◆ **EXERCISE**
State the number of lines that hold the string "ylabel", with nothing added.

Records about charts and figures:
Begin
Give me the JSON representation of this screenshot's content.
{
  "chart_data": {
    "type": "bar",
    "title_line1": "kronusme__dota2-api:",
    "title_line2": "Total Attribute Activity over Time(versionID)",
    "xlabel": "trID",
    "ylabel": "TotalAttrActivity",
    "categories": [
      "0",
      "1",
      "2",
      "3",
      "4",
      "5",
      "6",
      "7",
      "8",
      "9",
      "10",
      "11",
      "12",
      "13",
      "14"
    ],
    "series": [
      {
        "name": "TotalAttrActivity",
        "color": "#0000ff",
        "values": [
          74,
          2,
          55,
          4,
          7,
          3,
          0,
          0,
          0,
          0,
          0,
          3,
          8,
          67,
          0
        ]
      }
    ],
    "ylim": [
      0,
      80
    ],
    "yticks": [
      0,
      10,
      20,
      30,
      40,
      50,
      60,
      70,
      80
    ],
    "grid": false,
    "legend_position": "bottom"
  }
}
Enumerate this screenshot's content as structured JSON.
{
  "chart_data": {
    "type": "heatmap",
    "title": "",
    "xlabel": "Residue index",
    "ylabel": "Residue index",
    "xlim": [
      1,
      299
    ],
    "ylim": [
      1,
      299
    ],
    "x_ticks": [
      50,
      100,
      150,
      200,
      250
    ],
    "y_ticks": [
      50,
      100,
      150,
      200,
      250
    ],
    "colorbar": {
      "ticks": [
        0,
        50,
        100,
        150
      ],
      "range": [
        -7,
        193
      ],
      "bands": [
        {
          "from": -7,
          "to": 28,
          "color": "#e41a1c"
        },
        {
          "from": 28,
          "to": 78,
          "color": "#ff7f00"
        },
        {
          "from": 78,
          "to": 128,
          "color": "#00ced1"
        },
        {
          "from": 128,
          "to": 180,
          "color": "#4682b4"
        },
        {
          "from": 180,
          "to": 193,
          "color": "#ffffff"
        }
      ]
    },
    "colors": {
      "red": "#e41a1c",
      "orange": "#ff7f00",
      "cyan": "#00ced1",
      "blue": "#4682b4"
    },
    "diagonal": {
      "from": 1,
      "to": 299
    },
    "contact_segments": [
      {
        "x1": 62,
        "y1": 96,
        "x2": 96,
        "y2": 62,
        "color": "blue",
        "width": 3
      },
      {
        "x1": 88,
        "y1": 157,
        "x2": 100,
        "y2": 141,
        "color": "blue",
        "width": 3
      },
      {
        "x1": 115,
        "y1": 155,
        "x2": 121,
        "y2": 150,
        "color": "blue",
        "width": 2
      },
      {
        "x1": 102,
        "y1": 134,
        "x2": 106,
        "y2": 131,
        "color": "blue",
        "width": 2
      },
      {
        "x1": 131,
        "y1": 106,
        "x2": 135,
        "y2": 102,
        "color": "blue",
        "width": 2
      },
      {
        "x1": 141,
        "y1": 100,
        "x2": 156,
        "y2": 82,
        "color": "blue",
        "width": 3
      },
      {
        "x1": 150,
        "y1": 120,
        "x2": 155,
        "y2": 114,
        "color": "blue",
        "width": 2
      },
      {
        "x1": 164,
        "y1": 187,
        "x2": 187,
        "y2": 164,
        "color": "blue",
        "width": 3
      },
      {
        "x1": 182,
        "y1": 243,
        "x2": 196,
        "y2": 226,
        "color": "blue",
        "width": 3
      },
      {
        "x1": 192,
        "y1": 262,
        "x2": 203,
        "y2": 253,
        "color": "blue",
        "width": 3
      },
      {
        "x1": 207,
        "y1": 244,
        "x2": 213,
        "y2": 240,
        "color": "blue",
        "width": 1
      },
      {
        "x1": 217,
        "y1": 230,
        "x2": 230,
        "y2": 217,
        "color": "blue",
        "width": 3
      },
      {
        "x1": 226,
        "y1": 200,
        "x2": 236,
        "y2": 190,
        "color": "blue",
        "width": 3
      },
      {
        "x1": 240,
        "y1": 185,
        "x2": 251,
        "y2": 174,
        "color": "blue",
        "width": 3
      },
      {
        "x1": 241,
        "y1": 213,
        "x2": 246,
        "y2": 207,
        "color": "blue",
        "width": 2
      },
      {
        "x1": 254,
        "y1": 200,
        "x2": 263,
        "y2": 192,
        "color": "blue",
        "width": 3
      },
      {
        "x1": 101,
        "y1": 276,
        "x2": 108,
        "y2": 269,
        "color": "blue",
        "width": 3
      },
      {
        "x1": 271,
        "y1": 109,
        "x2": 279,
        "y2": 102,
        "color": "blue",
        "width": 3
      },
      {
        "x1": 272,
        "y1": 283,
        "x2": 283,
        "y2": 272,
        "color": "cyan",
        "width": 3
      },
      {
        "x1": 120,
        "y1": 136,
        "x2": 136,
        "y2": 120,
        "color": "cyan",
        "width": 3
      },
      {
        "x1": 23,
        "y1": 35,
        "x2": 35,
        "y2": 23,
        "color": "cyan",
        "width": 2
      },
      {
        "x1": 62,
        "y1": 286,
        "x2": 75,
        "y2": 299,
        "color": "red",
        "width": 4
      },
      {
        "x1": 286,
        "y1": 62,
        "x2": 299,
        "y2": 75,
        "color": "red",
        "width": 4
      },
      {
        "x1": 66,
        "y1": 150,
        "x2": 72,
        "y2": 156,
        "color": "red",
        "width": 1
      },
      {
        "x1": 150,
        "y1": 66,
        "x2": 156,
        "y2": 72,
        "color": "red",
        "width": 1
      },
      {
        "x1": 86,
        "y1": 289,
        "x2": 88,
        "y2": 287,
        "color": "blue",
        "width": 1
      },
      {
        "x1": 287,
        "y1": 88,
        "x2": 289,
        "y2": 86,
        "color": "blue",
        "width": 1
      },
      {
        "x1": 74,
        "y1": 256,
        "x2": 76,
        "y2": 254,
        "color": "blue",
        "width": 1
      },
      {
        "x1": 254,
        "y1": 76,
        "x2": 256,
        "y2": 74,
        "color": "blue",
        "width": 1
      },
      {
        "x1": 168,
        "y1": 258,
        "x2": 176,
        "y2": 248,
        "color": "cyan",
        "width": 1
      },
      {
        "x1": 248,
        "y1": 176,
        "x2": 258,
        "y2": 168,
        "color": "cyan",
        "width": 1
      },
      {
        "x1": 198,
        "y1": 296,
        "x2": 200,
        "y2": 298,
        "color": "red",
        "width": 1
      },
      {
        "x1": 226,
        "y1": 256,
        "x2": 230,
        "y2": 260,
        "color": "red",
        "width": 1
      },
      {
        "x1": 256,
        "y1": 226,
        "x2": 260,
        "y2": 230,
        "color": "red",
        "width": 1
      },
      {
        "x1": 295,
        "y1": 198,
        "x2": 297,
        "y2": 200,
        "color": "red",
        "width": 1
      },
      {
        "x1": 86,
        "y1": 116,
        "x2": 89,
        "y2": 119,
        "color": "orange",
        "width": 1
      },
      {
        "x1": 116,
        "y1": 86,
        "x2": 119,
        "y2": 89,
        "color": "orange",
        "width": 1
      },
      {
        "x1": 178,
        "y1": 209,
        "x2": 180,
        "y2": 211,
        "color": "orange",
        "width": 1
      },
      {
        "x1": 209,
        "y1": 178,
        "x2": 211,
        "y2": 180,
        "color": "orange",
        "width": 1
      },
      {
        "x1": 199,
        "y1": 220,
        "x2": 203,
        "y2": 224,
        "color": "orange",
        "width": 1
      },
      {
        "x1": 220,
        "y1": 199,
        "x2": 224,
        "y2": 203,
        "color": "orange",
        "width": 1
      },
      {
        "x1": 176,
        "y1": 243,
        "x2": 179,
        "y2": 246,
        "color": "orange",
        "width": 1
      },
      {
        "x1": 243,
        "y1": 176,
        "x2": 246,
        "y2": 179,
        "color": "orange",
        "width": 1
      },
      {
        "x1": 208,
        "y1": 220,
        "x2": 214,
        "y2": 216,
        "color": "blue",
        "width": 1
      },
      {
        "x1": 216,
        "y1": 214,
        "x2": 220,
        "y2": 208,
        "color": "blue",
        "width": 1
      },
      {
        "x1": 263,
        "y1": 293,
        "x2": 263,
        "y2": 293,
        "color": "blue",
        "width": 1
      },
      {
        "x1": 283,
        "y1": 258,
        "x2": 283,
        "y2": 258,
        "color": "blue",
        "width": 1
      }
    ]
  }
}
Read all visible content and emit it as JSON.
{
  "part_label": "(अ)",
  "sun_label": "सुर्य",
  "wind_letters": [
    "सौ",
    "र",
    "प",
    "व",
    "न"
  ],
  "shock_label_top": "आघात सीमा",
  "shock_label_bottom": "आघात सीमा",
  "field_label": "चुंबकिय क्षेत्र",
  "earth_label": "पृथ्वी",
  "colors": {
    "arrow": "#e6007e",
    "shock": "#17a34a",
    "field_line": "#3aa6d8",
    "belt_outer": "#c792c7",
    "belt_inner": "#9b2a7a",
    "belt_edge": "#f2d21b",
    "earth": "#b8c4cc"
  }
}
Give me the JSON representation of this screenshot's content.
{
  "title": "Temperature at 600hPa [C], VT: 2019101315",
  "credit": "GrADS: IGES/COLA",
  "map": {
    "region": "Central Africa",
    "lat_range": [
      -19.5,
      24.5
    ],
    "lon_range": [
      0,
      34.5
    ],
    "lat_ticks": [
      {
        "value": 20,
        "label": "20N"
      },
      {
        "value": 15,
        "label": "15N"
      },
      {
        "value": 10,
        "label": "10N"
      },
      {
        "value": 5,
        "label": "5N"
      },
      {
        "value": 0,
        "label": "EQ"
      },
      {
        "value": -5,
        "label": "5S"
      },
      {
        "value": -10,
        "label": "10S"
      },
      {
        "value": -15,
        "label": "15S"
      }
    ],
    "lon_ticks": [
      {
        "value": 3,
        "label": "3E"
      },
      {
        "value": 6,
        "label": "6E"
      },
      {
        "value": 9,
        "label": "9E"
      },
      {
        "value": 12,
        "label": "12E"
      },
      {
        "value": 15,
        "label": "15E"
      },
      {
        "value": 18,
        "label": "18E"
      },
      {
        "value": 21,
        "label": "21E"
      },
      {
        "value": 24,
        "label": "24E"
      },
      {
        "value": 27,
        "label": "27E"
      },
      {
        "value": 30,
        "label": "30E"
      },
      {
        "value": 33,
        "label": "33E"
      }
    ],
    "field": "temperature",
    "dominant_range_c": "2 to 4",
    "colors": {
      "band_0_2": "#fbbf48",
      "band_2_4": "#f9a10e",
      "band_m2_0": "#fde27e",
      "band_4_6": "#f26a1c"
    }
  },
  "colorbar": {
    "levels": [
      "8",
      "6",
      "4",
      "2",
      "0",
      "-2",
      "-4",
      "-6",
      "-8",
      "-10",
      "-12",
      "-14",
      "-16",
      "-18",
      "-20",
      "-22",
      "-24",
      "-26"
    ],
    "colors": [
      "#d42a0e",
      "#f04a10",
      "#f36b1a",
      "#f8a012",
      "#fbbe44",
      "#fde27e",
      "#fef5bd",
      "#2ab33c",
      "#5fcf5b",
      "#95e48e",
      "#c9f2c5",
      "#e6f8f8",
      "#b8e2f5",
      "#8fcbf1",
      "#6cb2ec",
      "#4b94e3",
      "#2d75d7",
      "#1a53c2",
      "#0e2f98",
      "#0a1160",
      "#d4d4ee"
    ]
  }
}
End
◆ **SOLUTION**
2